* START Excerpt provided *
Whether Cameron v Hogan is “bad law”
- Mr Cuthbert also contends that the proper administration of the affairs of a political party has an importance beyond the interests of the party members amongst themselves. He says the significance of the ALP is such that disputes concerning its rules are justiciable.
- He also submits that “normative policy considerations such as the public importance of voluntary associations and the rights of individuals” are a basis to reject the reasoning of the High Court in Cameron v Hogan. He says Cameron v Hogan is “bad law.”
- Mr Cuthbert further submits that his claims are justiciable because the internal stability and good governance of a political party is important in the democratic process, to the extent that there is a public interest in ensuring it is administered in accordance with a correct construction of its rules.
- In Cameron v Hogan, the High Court held that a member of the ALP, the then Premier of Victoria, could not maintain an action that his exclusion from the party was in breach of its rules, nor could the member maintain an action for any other breach of any party rules including the rules for pre‑selection, unless the member could establish interference with a relevant proprietary right, or the member could establish that the rules were contractually binding.
- The decision in Cameron v Hogan was applied by the New South Wales Court of Appeal in Camenzuli v Morrison, its force undiminished by the passage of nearly ninety years. The unsuccessful party sought special leave to appeal on two grounds; the first being whether the authority of Cameron v Hogan should be qualified in light of later amendments to the Commonwealth Electoral Act 1918 (Cth) about the printing of the name of a candidate endorsed by a registered political party on a ballot paper. The High Court refused special leave because there were insufficient prospects of success on an appeal from that decision in relation to the finding that the matter was not justiciable (applying Cameron v Hogan) as well as to the substantive question of construction of the relevant party rules.
- Cameron v Hogan is a decision of the High Court. The decision in Camenzuli v Morrison is not obviously wrong. This court should proceed on the basis that the decision in Cameron v Hogan remains binding authority in accordance with its terms. Mr Cuthbert’s submission that the decision is “bad law” must be rejected.
* END Excerpt provided *
* START Recorded information *
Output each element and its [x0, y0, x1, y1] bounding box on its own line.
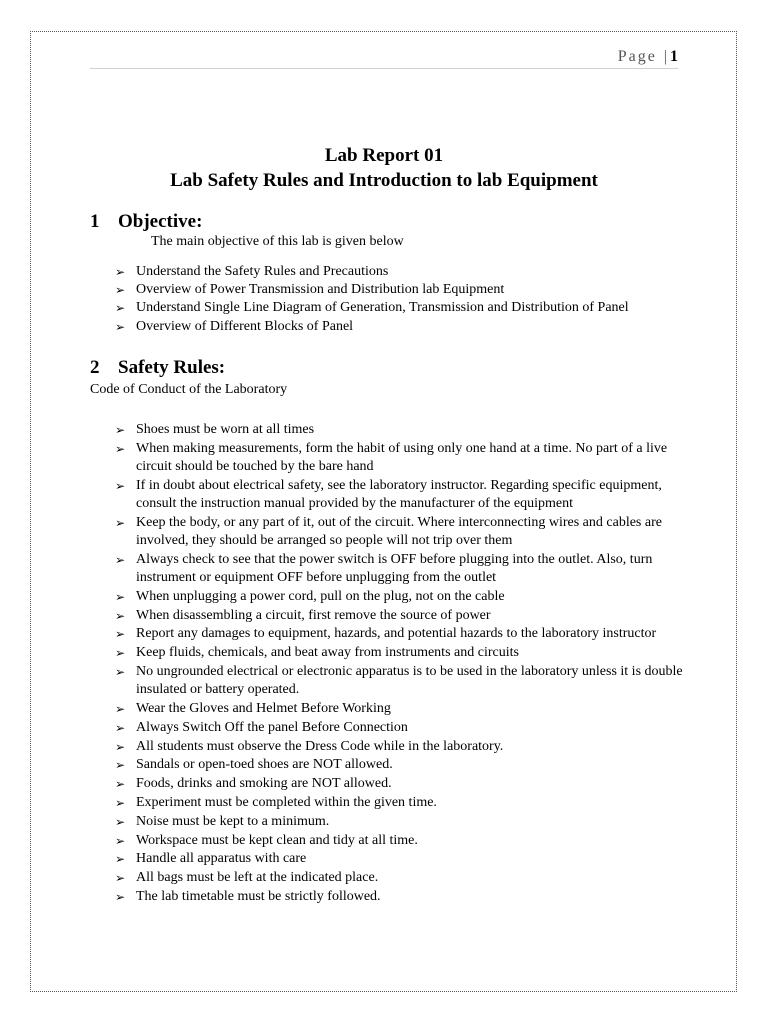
* END Recorded information *
Work instructions:
#1 In the excerpt on Cameron v Hogan, render this sentence in French: "This court should proceed on the basis that the decision in Cameron v Hogan remains binding authority in accordance with its terms."
#2 State whether each statement agrees with the excerpt on Cameron v Hogan. For each, answer yes or no and quote the deciding words. (a) The High Court refused special leave to appeal from the decision in Camenzuli v Morrison. (b) The party member in Cameron v Hogan was the then Premier of New South Wales. (c) The court accepts Mr Cuthbert's submission that Cameron v Hogan is "bad law."
#3 Go on with the excerpt on whether Cameron v Hogan is "bad law," beginning after its final sentence.

Task answers:
#1 La présente juridiction doit partir du principe que la décision rendue dans l'affaire Cameron v Hogan demeure un précédent contraignant, conformément à ses termes.

#2
(a) Yes: "The High Court refused special leave because there were insufficient prospects of success on an appeal from that decision"
(b) No: "a member of the ALP, the then Premier of Victoria"
(c) No: "Mr Cuthbert’s submission that the decision is “bad law” must be rejected."

#3
- In Cameron v Hogan, the majority said of the general character of the voluntary associations which are likely to be formed without property, and without giving to their members any civil right of a proprietary nature:
“They are for the most part bodies of persons who have combined to further some common end or interest, which is social, sporting, political, scientific, religious, artistic or humanitarian in character, or otherwise stands apart from private gain and material advantage. Such associations are established upon a consensual basis, but, unless there were some clear positive indication that the members contemplated the creation of legal relations inter se, the rules adopted for their governance would not be treated as amounting to an enforceable contract.” 
- For the reasons identified above, there is no clear positive indication that the members of the ALP contemplated the creation of legal relations between each other by the act of joining the party. On the contrary, by subscribing to the National Constitution (and the Rules) the members manifested an intention not to create legal relations.
- The public importance of political parties may be accepted. They have been, to certain extents, the subject of legislation in the Commonwealth Electoral Act and the Electoral Act 1992 (Qld). Each Act provides for the registration of a political party for particular purposes and for a copy of the party constitution to be lodged with the election authority. Although questions about the person who holds a particular position with a statutory function or duty may be justiciable, neither Act provides that a registered party’s rules or constitution may be legally enforced.
- In Baldwin v Everingham  1 Qd R 10 the recognition and registration of political parties was the basis on which Dowsett J distinguished Cameron v Hogan. Although his Honour’s reasoning was followed in several subsequent decisions, following Camenzuli it must now be accepted that the statutory changes have not put registered political parties in a different position from that which prevailed at the time of Cameron v Hogan in respect of internal disputes.
- Neither the law as it is to be applied by courts nor any statute enacted by Parliament has altered the import of Cameron v Hogan to bring about the situation for which Mr Cuthbert contends.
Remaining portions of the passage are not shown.